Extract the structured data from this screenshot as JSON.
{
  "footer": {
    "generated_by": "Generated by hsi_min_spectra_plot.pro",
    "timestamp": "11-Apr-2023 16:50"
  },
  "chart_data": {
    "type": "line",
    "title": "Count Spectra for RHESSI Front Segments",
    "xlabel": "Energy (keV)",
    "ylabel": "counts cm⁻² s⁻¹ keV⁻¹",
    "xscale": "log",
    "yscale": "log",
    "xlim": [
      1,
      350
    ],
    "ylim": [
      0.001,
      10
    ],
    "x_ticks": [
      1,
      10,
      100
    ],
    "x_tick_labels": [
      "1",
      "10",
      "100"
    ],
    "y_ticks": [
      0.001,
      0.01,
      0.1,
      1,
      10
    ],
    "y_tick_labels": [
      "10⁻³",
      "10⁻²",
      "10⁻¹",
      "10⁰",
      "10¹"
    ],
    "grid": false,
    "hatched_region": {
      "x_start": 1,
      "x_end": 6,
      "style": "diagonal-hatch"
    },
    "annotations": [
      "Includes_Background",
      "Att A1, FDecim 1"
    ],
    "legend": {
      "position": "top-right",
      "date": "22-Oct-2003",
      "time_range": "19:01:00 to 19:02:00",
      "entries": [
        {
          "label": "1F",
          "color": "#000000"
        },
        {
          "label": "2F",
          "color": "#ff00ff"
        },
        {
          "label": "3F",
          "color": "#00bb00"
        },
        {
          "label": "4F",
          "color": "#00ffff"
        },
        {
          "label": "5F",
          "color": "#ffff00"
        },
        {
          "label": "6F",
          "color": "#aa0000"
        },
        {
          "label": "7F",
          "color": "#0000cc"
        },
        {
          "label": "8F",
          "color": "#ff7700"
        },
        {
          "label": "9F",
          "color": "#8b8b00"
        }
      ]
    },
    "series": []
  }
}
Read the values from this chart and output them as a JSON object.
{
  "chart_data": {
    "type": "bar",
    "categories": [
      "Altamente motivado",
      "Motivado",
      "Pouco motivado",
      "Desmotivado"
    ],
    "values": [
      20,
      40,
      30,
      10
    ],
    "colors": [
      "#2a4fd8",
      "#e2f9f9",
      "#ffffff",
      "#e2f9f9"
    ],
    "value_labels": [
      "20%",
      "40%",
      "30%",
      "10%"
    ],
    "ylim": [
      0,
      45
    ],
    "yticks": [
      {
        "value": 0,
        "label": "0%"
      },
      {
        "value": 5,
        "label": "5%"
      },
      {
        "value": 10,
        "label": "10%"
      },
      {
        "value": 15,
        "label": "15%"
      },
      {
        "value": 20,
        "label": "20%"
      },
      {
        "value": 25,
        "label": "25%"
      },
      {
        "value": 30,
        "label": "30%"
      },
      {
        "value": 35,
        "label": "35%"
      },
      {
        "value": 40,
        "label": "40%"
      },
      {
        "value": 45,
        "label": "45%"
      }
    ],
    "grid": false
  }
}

The problem >>
Can you restate every record above word for word?

Problem solution >>
Extract the structured data from this screenshot as JSON.
{
  "footer": {
    "generated_by": "Generated by hsi_min_spectra_plot.pro",
    "timestamp": "11-Apr-2023 16:50"
  },
  "chart_data": {
    "type": "line",
    "title": "Count Spectra for RHESSI Front Segments",
    "xlabel": "Energy (keV)",
    "ylabel": "counts cm⁻² s⁻¹ keV⁻¹",
    "xscale": "log",
    "yscale": "log",
    "xlim": [
      1,
      350
    ],
    "ylim": [
      0.001,
      10
    ],
    "x_ticks": [
      1,
      10,
      100
    ],
    "x_tick_labels": [
      "1",
      "10",
      "100"
    ],
    "y_ticks": [
      0.001,
      0.01,
      0.1,
      1,
      10
    ],
    "y_tick_labels": [
      "10⁻³",
      "10⁻²",
      "10⁻¹",
      "10⁰",
      "10¹"
    ],
    "grid": false,
    "hatched_region": {
      "x_start": 1,
      "x_end": 6,
      "style": "diagonal-hatch"
    },
    "annotations": [
      "Includes_Background",
      "Att A1, FDecim 1"
    ],
    "legend": {
      "position": "top-right",
      "date": "22-Oct-2003",
      "time_range": "19:01:00 to 19:02:00",
      "entries": [
        {
          "label": "1F",
          "color": "#000000"
        },
        {
          "label": "2F",
          "color": "#ff00ff"
        },
        {
          "label": "3F",
          "color": "#00bb00"
        },
        {
          "label": "4F",
          "color": "#00ffff"
        },
        {
          "label": "5F",
          "color": "#ffff00"
        },
        {
          "label": "6F",
          "color": "#aa0000"
        },
        {
          "label": "7F",
          "color": "#0000cc"
        },
        {
          "label": "8F",
          "color": "#ff7700"
        },
        {
          "label": "9F",
          "color": "#8b8b00"
        }
      ]
    },
    "series": []
  }
}
Read the values from this chart and output them as a JSON object.
{
  "chart_data": {
    "type": "bar",
    "categories": [
      "Altamente motivado",
      "Motivado",
      "Pouco motivado",
      "Desmotivado"
    ],
    "values": [
      20,
      40,
      30,
      10
    ],
    "colors": [
      "#2a4fd8",
      "#e2f9f9",
      "#ffffff",
      "#e2f9f9"
    ],
    "value_labels": [
      "20%",
      "40%",
      "30%",
      "10%"
    ],
    "ylim": [
      0,
      45
    ],
    "yticks": [
      {
        "value": 0,
        "label": "0%"
      },
      {
        "value": 5,
        "label": "5%"
      },
      {
        "value": 10,
        "label": "10%"
      },
      {
        "value": 15,
        "label": "15%"
      },
      {
        "value": 20,
        "label": "20%"
      },
      {
        "value": 25,
        "label": "25%"
      },
      {
        "value": 30,
        "label": "30%"
      },
      {
        "value": 35,
        "label": "35%"
      },
      {
        "value": 40,
        "label": "40%"
      },
      {
        "value": 45,
        "label": "45%"
      }
    ],
    "grid": false
  }
}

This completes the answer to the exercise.